* [Text segment]:
Limitation of this study was that type of surgery (endoscopic or microscopic) was decided by each surgeon’s preference and patient counselling which could cause bias. Therefore, we tried to minimize it by following methods. All surgeries were performed by skillful otologic surgeons who had more than 5 years of clinical experience. In addition, preoperative clinical data such as age, sex, hearing and size of TM perforation were compared, and they were not significantly different between two groups. In future, further well-designed randomized controlled trial is needed to overcome the bias.
In summary, the endoscopic technique had shorter operation time and has reduced pain level compared with microscopic tympanoplasty. Regardless of the perforation size, there was no need for external incision or EAC drilling in the ET group, which may lead to better patient satisfaction.
For tympanoplasty, the endoscopic technique contributes to minimal invasive surgery with transcanal incision only. It could minimize additional incision, EAC widening for better surgical view, and especially postoperative pain.


▪ Endoscopic technique contributes to minimal invasive surgery in tympanoplasty.
▪ It could achieve better surgical view with minimal incision, reduce postoperative pain.
▪ Endoscopic tympanoplasty had shorter operation time compared with microscopic surgery.


No potential conflict of interest relevant to this article was reported.

Fig. 1.
Details of tympanoplasty. (A) Postauricular incision for microscopic postauricular tympanoplasty. (B) Microscopic view of operation field of tympanoplasty. (C) Endoscopic view of middle ear cavity during endoscopic tympanoplasty. (D) View of transcanal incision (white arrow heads) approach in endoscopic tympanoplasty.

* [Data listing]:
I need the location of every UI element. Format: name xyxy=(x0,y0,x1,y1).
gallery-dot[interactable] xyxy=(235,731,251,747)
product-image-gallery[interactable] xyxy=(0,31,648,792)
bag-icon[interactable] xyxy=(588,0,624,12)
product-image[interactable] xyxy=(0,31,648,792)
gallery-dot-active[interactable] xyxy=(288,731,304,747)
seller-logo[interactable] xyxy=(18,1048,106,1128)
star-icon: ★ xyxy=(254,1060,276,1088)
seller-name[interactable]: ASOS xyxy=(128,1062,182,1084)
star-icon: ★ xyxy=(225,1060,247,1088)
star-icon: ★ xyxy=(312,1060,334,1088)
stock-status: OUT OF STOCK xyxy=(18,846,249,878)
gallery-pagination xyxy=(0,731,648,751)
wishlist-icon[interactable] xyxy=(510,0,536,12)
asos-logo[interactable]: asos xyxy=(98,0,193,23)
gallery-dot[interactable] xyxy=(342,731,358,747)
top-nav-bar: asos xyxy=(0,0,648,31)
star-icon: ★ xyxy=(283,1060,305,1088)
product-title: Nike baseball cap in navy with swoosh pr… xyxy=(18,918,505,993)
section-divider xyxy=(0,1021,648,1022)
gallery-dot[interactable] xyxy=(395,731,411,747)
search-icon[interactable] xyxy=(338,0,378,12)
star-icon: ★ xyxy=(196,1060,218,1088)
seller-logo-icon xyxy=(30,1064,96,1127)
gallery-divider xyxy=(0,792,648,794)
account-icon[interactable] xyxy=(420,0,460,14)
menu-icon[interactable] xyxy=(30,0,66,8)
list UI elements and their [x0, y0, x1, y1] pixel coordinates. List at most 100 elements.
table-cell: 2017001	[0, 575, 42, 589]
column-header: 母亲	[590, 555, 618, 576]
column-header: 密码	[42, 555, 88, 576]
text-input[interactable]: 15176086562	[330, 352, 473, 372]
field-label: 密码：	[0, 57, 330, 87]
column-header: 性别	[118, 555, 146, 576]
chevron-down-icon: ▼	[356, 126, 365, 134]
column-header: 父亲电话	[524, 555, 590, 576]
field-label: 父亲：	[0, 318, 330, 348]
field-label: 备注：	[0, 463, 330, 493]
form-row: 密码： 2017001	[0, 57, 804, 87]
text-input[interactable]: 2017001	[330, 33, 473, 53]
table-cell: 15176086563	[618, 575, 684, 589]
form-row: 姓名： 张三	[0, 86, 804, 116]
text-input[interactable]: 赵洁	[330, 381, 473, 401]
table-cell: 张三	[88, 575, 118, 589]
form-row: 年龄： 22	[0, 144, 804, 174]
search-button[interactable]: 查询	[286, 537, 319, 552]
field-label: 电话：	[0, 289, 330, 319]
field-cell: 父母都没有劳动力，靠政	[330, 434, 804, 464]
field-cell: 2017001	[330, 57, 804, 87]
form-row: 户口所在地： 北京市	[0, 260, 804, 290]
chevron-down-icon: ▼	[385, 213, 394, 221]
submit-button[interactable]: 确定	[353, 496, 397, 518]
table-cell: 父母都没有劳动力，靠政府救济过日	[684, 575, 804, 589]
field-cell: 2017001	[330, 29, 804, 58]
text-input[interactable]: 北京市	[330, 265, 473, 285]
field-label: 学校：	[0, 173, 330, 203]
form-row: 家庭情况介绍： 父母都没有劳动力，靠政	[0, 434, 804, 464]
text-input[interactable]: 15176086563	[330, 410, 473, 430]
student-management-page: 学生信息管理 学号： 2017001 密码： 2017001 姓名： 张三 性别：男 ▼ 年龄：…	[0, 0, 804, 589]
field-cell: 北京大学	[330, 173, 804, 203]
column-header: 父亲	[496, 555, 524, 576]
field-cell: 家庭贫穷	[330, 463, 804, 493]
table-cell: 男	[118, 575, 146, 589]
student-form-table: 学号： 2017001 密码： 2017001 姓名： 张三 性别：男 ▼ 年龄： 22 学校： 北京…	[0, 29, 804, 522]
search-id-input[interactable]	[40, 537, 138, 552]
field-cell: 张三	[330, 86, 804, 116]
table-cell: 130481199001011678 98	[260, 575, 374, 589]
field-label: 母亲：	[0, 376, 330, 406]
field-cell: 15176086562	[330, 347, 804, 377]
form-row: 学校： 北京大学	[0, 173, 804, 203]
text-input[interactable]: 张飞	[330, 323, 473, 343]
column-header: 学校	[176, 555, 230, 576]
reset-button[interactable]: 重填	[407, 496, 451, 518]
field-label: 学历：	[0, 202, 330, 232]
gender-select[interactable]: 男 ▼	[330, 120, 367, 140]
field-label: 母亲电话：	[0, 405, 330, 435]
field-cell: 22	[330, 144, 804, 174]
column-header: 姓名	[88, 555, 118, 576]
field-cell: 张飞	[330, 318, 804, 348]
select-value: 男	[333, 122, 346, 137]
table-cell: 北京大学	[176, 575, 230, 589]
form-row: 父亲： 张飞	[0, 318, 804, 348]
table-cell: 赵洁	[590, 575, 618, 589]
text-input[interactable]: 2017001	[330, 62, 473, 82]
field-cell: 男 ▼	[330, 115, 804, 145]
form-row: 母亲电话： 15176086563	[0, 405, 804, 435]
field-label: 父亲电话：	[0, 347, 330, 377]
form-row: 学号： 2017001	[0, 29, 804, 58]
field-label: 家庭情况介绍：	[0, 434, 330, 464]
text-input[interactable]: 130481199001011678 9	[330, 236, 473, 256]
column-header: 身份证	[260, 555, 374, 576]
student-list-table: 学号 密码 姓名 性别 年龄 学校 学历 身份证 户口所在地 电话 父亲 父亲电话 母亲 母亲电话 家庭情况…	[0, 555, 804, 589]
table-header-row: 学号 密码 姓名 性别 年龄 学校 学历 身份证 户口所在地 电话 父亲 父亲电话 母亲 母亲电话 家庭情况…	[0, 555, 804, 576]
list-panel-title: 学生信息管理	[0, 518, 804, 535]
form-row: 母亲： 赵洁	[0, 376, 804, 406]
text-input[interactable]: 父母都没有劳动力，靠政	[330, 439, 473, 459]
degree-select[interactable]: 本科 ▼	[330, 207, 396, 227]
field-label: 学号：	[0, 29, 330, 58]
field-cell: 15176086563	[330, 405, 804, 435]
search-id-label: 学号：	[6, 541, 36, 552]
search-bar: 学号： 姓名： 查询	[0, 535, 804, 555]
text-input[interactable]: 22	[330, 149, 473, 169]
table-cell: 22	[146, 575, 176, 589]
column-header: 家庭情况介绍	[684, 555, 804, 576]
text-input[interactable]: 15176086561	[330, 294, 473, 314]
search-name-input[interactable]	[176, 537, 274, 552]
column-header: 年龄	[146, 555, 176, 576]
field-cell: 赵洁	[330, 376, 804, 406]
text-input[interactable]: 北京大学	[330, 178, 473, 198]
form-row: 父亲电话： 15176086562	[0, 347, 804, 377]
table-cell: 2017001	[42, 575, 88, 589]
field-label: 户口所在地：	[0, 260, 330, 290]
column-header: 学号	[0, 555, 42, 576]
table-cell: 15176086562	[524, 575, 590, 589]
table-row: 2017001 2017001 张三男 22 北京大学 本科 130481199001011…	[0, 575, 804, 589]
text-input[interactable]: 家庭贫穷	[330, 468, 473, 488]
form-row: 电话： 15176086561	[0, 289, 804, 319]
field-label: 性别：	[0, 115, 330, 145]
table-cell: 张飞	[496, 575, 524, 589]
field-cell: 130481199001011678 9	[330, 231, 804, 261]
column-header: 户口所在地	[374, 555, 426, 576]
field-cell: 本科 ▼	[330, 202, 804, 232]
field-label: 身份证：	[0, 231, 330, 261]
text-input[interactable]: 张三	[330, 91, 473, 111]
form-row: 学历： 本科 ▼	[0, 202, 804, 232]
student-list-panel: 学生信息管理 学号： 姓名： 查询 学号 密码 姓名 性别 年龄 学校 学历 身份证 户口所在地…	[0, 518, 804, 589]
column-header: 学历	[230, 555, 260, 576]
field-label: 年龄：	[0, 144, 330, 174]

* [Exercise instructions]:
A) Retype part of the tympanoplasty text, beginning at the words "In summary, the" and stopping after "with microscopic surgery.".
B) Write what comes next in the tympanoplasty text, picking up after its last sentence.
The records are separate material, unrelated to the tympanoplasty text.

* [Answers below]:
A)
In summary, the endoscopic technique had shorter operation time and has reduced pain level compared with microscopic tympanoplasty. Regardless of the perforation size, there was no need for external incision or EAC drilling in the ET group, which may lead to better patient satisfaction.
For tympanoplasty, the endoscopic technique contributes to minimal invasive surgery with transcanal incision only. It could minimize additional incision, EAC widening for better surgical view, and especially postoperative pain.


▪ Endoscopic technique contributes to minimal invasive surgery in tympanoplasty.
▪ It could achieve better surgical view with minimal incision, reduce postoperative pain.
▪ Endoscopic tympanoplasty had shorter operation time compared with microscopic surgery.

B)
Fig. 2.
Comparison of pain scales between the endoscopic and microscopic tympanoplasty group at immediate, 3 to 6 hours, and 1 day after surgery. VAS, visual analogue scale.
Fig. 3.
Comparison of 4.0 kHz bone conduction between the endoscopic and microscopic tympanoplasty group. Pre- and postoperative bone conduction was not significantly changed in the endoscopic tympanoplasty group, but bone conduction hearing threshold was significantly elevated after surgery in the microscopic tympanoplasty group.
Table 1.
Comparison between ET and MT groups
Variable Overall (n=73) ET (n=25) MT (n=48) P-value
Age (yr) 54.0±12.2 54.4±11.7 53.7±12.6 0.810
Sex (male:female) 35:38 9:16 26:22 0.140
TM perforation (%) 21.9±12.0 25.3±11.7 20.1±11.9 0.074
Operation time (min) 81.8±28.1 68.2±22.1 88.9±28.5 0.002*
EAC width (mm) 4.2±0.6 3.9±0.7 4.3±0.6 0.011*
EAC widening 16 (21.9) 0 16 (33.3) 0.001*
Graft success rate 71 (97.3) 25 (100) 46 (95.8) 0.304
 Bone 26.6±16.2 23.9±16.9 28.0±15.8 0.174
 Air 45.2±18.1 42.7±19.7 46.5±17.3 0.276
 Air-bone gap 18.7±7.3 18.9±7.8 18.6±7.1 0.995
Air-bone gap (dB)
 Preoperative 18.7±7.2 18.9±1.6 18.6±1.0 0.877
 Postoperative 11.3±8.6 9.2±1.4 12.5±1.3 0.120
P-value <0.001* <0.001* <0.001*
Bone conduction (dB)
 Preoperative 26.6±16.2 23.9±16.9 28.0±15.8 0.174
 Postoperative 27.8±18.1 29.9±19.6 29.8±18.5 0.105
P-value 0.098 0.221 0.342

Values are presented as mean±standard deviation or number (%).

ET, endoscopic tympanoplasty; MT, microscopic tympanoplasty; TM, tympanic membrane; EAC, external auditory canal; PTA, pure tone auditory.

* P<0.05, statistically significant differences between the groups.